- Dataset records
◇ ◇ ◇

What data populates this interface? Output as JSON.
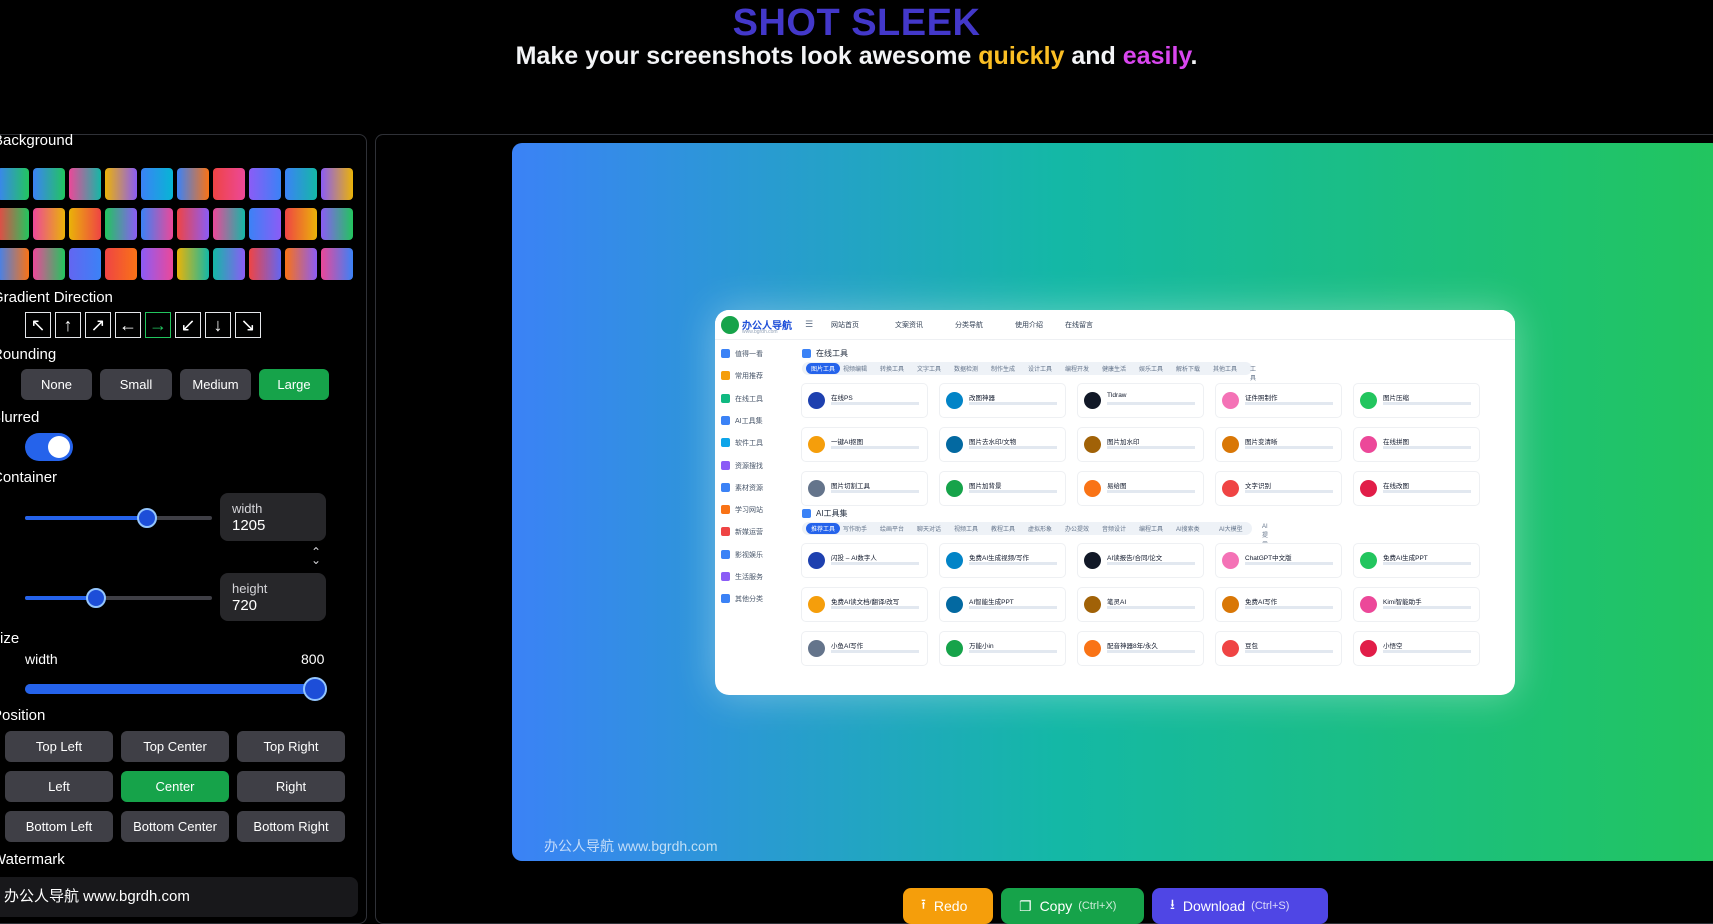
{
  "header": {
    "title": "SHOT SLEEK",
    "title_color": "#4338ca",
    "tagline_pre": "Make your screenshots look awesome ",
    "tagline_quick": "quickly",
    "tagline_and": " and ",
    "tagline_easy": "easily",
    "tagline_end": ".",
    "quick_color": "#fbbf24",
    "easy_color": "#d946ef"
  },
  "sidebar": {
    "background_label": "Background",
    "gradient_direction_label": "Gradient Direction",
    "directions": [
      "↖",
      "↑",
      "↗",
      "←",
      "→",
      "↙",
      "↓",
      "↘"
    ],
    "active_direction": "→",
    "rounding_label": "Rounding",
    "rounding_options": [
      "None",
      "Small",
      "Medium",
      "Large"
    ],
    "active_rounding": "Large",
    "blurred_label": "Blurred",
    "blurred": true,
    "container_label": "Container",
    "width_label": "width",
    "width_value": "1205",
    "width_slider": 0.65,
    "height_label": "height",
    "height_value": "720",
    "height_slider": 0.38,
    "size_label": "Size",
    "size_width_label": "width",
    "size_width_value": "800",
    "size_slider": 1.0,
    "position_label": "Position",
    "positions": [
      "Top Left",
      "Top Center",
      "Top Right",
      "Left",
      "Center",
      "Right",
      "Bottom Left",
      "Bottom Center",
      "Bottom Right"
    ],
    "active_position": "Center",
    "watermark_label": "Watermark",
    "watermark_value": "办公人导航 www.bgrdh.com"
  },
  "preview": {
    "watermark_text": "办公人导航 www.bgrdh.com",
    "site": {
      "brand": "办公人导航",
      "url": "www.bgrdh.com",
      "nav": [
        "网站首页",
        "文案资讯",
        "分类导航",
        "使用介绍",
        "在线留言"
      ],
      "side_items": [
        "值得一看",
        "常用推荐",
        "在线工具",
        "AI工具集",
        "软件工具",
        "资源搜找",
        "素材资源",
        "学习网站",
        "新媒运营",
        "影视娱乐",
        "生活服务",
        "其他分类"
      ],
      "section1": "在线工具",
      "tabs1": [
        "图片工具",
        "视频编辑",
        "转换工具",
        "文字工具",
        "数据检测",
        "制作生成",
        "设计工具",
        "编程开发",
        "健康生活",
        "娱乐工具",
        "解析下载",
        "其他工具",
        "工具合集"
      ],
      "cards1": [
        "在线PS",
        "改图神器",
        "Tldraw",
        "证件照制作",
        "图片压缩",
        "一键AI抠图",
        "图片去水印/文物",
        "图片加水印",
        "图片变清晰",
        "在线拼图",
        "图片切割工具",
        "图片加背景",
        "易给图",
        "文字识别",
        "在线改图"
      ],
      "section2": "AI工具集",
      "tabs2": [
        "推荐工具",
        "写作助手",
        "绘画平台",
        "聊天对话",
        "视频工具",
        "教程工具",
        "虚拟形象",
        "办公提效",
        "音频设计",
        "编程工具",
        "AI搜索类",
        "AI大模型",
        "AI提示词"
      ],
      "cards2": [
        "闪投 – AI数字人",
        "免费AI生成视频/写作",
        "AI读报告/合同/论文",
        "ChatGPT中文版",
        "免费AI生成PPT",
        "免费AI读文档/翻译/改写",
        "AI智能生成PPT",
        "笔灵AI",
        "免费AI写作",
        "Kimi智能助手",
        "小鱼AI写作",
        "万能小in",
        "配音神器8年/永久",
        "豆包",
        "小悟空"
      ]
    }
  },
  "actions": {
    "redo_label": "Redo",
    "copy_label": "Copy",
    "copy_hint": "(Ctrl+X)",
    "download_label": "Download",
    "download_hint": "(Ctrl+S)",
    "redo_color": "#f59e0b",
    "copy_color": "#16a34a",
    "download_color": "#4f46e5"
  }
}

◇ ◇ ◇

- WHAT TO DO
Search the data for "Bottom". Copy every matching line.

- FULL ANSWER
      "Bottom Left",
      "Bottom Center",
      "Bottom Right"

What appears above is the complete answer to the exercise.